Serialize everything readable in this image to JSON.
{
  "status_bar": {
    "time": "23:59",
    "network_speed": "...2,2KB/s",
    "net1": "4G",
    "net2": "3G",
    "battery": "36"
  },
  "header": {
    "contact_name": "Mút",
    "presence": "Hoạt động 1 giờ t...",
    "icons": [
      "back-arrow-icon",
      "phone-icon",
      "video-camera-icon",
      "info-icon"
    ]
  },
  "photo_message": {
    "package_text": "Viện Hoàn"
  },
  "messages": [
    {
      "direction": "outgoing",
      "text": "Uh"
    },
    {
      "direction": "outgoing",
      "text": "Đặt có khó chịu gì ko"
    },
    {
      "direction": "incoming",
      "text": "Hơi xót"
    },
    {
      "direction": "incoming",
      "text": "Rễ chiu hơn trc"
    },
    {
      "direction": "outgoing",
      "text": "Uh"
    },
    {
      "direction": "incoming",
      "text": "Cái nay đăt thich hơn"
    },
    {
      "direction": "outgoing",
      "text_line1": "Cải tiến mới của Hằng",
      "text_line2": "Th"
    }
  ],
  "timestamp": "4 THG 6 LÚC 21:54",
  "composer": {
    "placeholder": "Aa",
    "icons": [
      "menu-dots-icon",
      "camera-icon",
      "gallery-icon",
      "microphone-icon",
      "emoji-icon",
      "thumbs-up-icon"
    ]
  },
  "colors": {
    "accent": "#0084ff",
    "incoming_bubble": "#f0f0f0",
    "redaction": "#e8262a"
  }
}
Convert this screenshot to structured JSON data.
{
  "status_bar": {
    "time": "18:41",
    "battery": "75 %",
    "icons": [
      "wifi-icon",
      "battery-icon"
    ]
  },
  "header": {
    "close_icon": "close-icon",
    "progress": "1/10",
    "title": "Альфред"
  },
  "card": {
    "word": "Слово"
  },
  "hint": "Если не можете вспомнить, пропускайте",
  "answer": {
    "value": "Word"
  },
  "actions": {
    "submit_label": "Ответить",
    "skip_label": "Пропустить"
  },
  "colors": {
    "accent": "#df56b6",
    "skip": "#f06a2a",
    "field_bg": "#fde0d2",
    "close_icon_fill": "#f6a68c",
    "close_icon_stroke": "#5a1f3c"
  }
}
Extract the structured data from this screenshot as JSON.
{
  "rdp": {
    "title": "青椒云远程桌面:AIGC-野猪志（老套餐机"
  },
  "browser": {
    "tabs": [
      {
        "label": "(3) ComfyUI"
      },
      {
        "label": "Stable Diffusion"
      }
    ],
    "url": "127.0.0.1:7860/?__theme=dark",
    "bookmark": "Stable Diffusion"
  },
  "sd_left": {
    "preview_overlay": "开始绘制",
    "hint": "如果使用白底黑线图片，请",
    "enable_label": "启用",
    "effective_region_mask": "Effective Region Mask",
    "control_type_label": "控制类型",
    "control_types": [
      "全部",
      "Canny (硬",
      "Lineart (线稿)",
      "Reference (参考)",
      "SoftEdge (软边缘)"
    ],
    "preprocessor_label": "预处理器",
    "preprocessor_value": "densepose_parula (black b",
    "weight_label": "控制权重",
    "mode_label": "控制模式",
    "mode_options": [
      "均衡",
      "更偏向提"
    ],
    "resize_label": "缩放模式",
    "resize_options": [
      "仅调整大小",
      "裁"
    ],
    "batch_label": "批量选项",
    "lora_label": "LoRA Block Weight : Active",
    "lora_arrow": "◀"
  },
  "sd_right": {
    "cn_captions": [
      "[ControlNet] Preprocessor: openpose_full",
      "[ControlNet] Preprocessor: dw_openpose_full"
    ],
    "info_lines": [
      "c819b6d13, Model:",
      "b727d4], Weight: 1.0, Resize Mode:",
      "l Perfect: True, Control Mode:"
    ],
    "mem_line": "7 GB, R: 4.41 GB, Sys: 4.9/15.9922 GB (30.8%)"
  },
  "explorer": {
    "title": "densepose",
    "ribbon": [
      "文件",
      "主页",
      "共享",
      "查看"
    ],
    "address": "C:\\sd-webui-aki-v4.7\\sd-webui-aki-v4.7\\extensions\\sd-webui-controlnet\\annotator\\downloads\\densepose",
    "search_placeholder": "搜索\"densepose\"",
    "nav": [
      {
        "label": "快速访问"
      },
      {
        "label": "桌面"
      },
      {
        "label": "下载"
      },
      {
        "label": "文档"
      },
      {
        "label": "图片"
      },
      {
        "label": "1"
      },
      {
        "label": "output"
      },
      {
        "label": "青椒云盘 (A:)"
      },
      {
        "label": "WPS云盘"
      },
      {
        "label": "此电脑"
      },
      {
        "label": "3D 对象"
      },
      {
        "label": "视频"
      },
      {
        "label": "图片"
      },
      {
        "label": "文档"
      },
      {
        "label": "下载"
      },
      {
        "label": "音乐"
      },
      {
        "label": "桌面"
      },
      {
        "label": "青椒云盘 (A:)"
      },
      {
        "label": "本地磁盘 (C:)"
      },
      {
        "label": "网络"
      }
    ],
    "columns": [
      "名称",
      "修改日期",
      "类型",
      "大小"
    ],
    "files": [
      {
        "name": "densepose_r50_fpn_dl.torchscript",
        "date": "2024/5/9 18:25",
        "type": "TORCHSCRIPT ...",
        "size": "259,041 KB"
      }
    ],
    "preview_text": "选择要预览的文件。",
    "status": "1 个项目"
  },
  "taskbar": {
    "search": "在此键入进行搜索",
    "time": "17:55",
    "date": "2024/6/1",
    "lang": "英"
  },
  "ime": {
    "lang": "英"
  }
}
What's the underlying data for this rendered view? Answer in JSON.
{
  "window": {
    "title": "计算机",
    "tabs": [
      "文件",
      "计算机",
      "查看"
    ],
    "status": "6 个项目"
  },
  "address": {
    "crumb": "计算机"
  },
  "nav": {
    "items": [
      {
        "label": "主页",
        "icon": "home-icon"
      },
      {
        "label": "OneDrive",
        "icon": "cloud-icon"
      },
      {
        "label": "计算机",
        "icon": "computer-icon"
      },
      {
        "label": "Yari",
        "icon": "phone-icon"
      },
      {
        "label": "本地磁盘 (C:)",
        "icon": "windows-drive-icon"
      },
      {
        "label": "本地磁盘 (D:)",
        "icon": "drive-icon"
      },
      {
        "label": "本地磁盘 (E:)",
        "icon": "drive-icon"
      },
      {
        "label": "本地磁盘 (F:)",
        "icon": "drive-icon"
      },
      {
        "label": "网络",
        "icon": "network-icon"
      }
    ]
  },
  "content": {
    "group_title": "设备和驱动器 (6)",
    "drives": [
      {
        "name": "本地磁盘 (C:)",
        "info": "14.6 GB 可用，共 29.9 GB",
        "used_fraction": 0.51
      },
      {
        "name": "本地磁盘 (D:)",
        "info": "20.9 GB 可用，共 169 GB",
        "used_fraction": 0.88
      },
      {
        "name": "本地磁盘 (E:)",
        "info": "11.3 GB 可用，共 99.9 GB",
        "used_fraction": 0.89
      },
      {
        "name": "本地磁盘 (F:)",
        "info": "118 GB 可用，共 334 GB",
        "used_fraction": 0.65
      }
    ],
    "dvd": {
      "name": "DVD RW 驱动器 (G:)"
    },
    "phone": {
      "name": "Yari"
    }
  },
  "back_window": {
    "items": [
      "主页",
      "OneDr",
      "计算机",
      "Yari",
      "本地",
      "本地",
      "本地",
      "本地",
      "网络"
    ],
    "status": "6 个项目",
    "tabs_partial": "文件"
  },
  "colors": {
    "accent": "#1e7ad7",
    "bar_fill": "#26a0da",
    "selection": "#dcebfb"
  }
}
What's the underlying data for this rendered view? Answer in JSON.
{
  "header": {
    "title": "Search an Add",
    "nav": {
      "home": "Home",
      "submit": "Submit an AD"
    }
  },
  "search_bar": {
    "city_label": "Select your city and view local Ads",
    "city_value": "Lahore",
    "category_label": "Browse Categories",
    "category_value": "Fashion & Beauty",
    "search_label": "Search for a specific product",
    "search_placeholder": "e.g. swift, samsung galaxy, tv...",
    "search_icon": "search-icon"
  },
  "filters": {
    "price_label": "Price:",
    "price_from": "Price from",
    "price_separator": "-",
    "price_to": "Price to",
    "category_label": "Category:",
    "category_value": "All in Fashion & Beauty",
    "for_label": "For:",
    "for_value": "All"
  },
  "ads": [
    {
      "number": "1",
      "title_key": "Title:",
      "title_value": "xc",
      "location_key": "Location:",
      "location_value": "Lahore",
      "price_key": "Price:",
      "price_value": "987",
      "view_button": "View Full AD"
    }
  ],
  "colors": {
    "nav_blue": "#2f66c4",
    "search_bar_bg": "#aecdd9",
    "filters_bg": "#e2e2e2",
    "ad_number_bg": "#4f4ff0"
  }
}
────────
GOAL OF THE EXERCISE - Work out how many lines of the material above contain the word "JSON", then give only that figure.

RESULT - 5